[Stored entries]
================

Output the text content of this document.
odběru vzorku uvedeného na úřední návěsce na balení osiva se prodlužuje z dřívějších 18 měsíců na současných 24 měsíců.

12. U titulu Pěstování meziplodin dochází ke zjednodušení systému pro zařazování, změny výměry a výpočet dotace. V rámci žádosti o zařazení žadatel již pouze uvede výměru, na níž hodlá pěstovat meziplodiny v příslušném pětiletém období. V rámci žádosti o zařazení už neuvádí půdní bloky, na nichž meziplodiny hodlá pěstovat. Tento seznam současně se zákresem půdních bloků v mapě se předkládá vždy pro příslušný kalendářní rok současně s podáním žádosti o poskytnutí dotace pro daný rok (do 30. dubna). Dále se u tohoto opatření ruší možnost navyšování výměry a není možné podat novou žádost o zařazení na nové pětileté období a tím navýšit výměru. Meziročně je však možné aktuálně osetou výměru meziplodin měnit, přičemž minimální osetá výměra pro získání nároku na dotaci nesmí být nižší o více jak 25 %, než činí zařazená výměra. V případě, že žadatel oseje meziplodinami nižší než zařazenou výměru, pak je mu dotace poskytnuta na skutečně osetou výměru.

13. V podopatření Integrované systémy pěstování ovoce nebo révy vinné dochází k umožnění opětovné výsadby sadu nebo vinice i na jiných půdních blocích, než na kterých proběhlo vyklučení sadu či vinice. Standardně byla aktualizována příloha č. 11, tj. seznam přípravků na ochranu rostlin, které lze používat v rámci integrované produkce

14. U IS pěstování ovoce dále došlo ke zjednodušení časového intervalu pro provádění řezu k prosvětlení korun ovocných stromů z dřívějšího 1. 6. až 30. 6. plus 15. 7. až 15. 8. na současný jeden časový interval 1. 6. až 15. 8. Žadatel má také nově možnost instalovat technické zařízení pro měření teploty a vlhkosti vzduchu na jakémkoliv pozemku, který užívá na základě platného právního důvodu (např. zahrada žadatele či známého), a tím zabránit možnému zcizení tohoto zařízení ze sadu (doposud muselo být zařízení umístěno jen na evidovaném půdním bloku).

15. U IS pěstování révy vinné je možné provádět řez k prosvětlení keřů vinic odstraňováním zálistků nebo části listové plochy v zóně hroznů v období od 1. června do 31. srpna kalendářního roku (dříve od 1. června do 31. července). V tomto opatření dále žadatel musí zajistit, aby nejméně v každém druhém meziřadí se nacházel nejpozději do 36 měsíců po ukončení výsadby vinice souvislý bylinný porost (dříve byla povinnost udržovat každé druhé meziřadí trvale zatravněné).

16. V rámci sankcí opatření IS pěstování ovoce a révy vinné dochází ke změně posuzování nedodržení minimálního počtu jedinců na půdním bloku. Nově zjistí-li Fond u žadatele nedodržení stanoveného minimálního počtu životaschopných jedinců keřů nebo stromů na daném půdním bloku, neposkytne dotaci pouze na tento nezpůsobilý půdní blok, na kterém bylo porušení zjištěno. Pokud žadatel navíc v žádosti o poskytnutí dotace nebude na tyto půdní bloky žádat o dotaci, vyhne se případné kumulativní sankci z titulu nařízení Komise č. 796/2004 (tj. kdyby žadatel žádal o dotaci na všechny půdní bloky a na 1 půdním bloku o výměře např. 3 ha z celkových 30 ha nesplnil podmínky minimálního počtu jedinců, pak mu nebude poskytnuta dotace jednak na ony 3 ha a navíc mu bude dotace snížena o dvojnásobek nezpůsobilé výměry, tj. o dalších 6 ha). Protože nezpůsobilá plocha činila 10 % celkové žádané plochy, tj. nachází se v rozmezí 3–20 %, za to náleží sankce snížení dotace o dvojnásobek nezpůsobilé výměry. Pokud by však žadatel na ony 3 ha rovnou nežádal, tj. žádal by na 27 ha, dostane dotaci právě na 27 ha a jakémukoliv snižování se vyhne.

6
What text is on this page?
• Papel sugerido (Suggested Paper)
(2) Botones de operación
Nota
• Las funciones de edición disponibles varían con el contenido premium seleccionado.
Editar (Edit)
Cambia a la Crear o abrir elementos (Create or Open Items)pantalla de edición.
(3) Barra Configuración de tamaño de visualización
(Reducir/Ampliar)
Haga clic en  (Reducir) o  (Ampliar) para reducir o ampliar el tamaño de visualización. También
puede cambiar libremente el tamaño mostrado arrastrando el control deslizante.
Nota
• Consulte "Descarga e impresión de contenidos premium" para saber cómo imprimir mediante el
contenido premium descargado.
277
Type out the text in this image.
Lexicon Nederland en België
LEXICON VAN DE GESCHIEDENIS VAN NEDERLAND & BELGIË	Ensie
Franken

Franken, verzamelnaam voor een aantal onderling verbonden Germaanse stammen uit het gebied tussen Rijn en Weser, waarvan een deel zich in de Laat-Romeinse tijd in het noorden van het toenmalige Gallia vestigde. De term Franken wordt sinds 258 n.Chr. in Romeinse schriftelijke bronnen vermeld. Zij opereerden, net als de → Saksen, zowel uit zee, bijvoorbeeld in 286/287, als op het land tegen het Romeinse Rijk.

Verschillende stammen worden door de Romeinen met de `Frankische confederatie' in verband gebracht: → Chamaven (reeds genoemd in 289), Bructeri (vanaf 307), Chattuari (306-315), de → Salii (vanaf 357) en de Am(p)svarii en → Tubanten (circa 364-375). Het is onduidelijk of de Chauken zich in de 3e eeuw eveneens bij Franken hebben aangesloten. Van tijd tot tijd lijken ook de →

================

- **What to do**
Reproduce the full listing above, character for character.

- **The result**
Output the text content of this document.
odběru vzorku uvedeného na úřední návěsce na balení osiva se prodlužuje z dřívějších 18 měsíců na současných 24 měsíců.

12. U titulu Pěstování meziplodin dochází ke zjednodušení systému pro zařazování, změny výměry a výpočet dotace. V rámci žádosti o zařazení žadatel již pouze uvede výměru, na níž hodlá pěstovat meziplodiny v příslušném pětiletém období. V rámci žádosti o zařazení už neuvádí půdní bloky, na nichž meziplodiny hodlá pěstovat. Tento seznam současně se zákresem půdních bloků v mapě se předkládá vždy pro příslušný kalendářní rok současně s podáním žádosti o poskytnutí dotace pro daný rok (do 30. dubna). Dále se u tohoto opatření ruší možnost navyšování výměry a není možné podat novou žádost o zařazení na nové pětileté období a tím navýšit výměru. Meziročně je však možné aktuálně osetou výměru meziplodin měnit, přičemž minimální osetá výměra pro získání nároku na dotaci nesmí být nižší o více jak 25 %, než činí zařazená výměra. V případě, že žadatel oseje meziplodinami nižší než zařazenou výměru, pak je mu dotace poskytnuta na skutečně osetou výměru.

13. V podopatření Integrované systémy pěstování ovoce nebo révy vinné dochází k umožnění opětovné výsadby sadu nebo vinice i na jiných půdních blocích, než na kterých proběhlo vyklučení sadu či vinice. Standardně byla aktualizována příloha č. 11, tj. seznam přípravků na ochranu rostlin, které lze používat v rámci integrované produkce

14. U IS pěstování ovoce dále došlo ke zjednodušení časového intervalu pro provádění řezu k prosvětlení korun ovocných stromů z dřívějšího 1. 6. až 30. 6. plus 15. 7. až 15. 8. na současný jeden časový interval 1. 6. až 15. 8. Žadatel má také nově možnost instalovat technické zařízení pro měření teploty a vlhkosti vzduchu na jakémkoliv pozemku, který užívá na základě platného právního důvodu (např. zahrada žadatele či známého), a tím zabránit možnému zcizení tohoto zařízení ze sadu (doposud muselo být zařízení umístěno jen na evidovaném půdním bloku).

15. U IS pěstování révy vinné je možné provádět řez k prosvětlení keřů vinic odstraňováním zálistků nebo části listové plochy v zóně hroznů v období od 1. června do 31. srpna kalendářního roku (dříve od 1. června do 31. července). V tomto opatření dále žadatel musí zajistit, aby nejméně v každém druhém meziřadí se nacházel nejpozději do 36 měsíců po ukončení výsadby vinice souvislý bylinný porost (dříve byla povinnost udržovat každé druhé meziřadí trvale zatravněné).

16. V rámci sankcí opatření IS pěstování ovoce a révy vinné dochází ke změně posuzování nedodržení minimálního počtu jedinců na půdním bloku. Nově zjistí-li Fond u žadatele nedodržení stanoveného minimálního počtu životaschopných jedinců keřů nebo stromů na daném půdním bloku, neposkytne dotaci pouze na tento nezpůsobilý půdní blok, na kterém bylo porušení zjištěno. Pokud žadatel navíc v žádosti o poskytnutí dotace nebude na tyto půdní bloky žádat o dotaci, vyhne se případné kumulativní sankci z titulu nařízení Komise č. 796/2004 (tj. kdyby žadatel žádal o dotaci na všechny půdní bloky a na 1 půdním bloku o výměře např. 3 ha z celkových 30 ha nesplnil podmínky minimálního počtu jedinců, pak mu nebude poskytnuta dotace jednak na ony 3 ha a navíc mu bude dotace snížena o dvojnásobek nezpůsobilé výměry, tj. o dalších 6 ha). Protože nezpůsobilá plocha činila 10 % celkové žádané plochy, tj. nachází se v rozmezí 3–20 %, za to náleží sankce snížení dotace o dvojnásobek nezpůsobilé výměry. Pokud by však žadatel na ony 3 ha rovnou nežádal, tj. žádal by na 27 ha, dostane dotaci právě na 27 ha a jakémukoliv snižování se vyhne.

6
What text is on this page?
• Papel sugerido (Suggested Paper)
(2) Botones de operación
Nota
• Las funciones de edición disponibles varían con el contenido premium seleccionado.
Editar (Edit)
Cambia a la Crear o abrir elementos (Create or Open Items)pantalla de edición.
(3) Barra Configuración de tamaño de visualización
(Reducir/Ampliar)
Haga clic en  (Reducir) o  (Ampliar) para reducir o ampliar el tamaño de visualización. También
puede cambiar libremente el tamaño mostrado arrastrando el control deslizante.
Nota
• Consulte "Descarga e impresión de contenidos premium" para saber cómo imprimir mediante el
contenido premium descargado.
277
Type out the text in this image.
Lexicon Nederland en België
LEXICON VAN DE GESCHIEDENIS VAN NEDERLAND & BELGIË	Ensie
Franken

Franken, verzamelnaam voor een aantal onderling verbonden Germaanse stammen uit het gebied tussen Rijn en Weser, waarvan een deel zich in de Laat-Romeinse tijd in het noorden van het toenmalige Gallia vestigde. De term Franken wordt sinds 258 n.Chr. in Romeinse schriftelijke bronnen vermeld. Zij opereerden, net als de → Saksen, zowel uit zee, bijvoorbeeld in 286/287, als op het land tegen het Romeinse Rijk.

Verschillende stammen worden door de Romeinen met de `Frankische confederatie' in verband gebracht: → Chamaven (reeds genoemd in 289), Bructeri (vanaf 307), Chattuari (306-315), de → Salii (vanaf 357) en de Am(p)svarii en → Tubanten (circa 364-375). Het is onduidelijk of de Chauken zich in de 3e eeuw eveneens bij Franken hebben aangesloten. Van tijd tot tijd lijken ook de →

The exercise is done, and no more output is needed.